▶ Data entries
_____

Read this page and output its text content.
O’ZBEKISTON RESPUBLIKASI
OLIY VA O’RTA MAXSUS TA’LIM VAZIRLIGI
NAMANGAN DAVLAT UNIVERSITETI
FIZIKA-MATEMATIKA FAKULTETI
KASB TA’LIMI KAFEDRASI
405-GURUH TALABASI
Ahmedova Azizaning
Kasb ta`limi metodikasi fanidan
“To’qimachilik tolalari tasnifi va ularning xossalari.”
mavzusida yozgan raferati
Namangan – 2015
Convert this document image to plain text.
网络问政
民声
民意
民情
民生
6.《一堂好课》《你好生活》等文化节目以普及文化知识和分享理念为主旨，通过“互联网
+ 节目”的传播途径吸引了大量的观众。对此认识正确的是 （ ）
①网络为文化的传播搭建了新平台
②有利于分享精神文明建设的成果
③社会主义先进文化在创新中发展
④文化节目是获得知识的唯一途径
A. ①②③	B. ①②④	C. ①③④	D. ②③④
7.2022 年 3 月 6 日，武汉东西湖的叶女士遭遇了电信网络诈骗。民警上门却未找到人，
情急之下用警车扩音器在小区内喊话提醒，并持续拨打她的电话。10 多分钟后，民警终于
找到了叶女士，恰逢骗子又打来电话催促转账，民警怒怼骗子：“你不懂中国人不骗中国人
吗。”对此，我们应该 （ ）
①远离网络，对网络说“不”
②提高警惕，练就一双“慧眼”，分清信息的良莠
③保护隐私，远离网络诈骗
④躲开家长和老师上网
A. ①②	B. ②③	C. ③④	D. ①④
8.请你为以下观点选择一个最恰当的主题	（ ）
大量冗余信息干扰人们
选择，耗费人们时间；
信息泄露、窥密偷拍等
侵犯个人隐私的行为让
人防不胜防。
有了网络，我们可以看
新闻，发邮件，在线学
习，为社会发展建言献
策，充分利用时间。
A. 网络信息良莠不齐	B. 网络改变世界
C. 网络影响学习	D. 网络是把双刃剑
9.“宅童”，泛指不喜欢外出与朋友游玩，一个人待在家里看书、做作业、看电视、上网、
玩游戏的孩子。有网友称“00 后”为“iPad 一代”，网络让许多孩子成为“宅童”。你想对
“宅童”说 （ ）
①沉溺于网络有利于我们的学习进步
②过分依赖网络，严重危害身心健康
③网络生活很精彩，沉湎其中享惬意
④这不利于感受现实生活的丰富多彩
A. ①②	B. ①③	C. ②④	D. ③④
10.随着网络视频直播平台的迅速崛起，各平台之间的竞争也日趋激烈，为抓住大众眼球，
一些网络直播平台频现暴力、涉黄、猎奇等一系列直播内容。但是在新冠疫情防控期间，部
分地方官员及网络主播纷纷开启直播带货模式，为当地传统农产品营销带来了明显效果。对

_____

▶ WHAT IS NEEDED
Pick out every line above that contains the word "text" and copy it.

▶ ANSWER BELOW
Read this page and output its text content.
Convert this document image to plain text.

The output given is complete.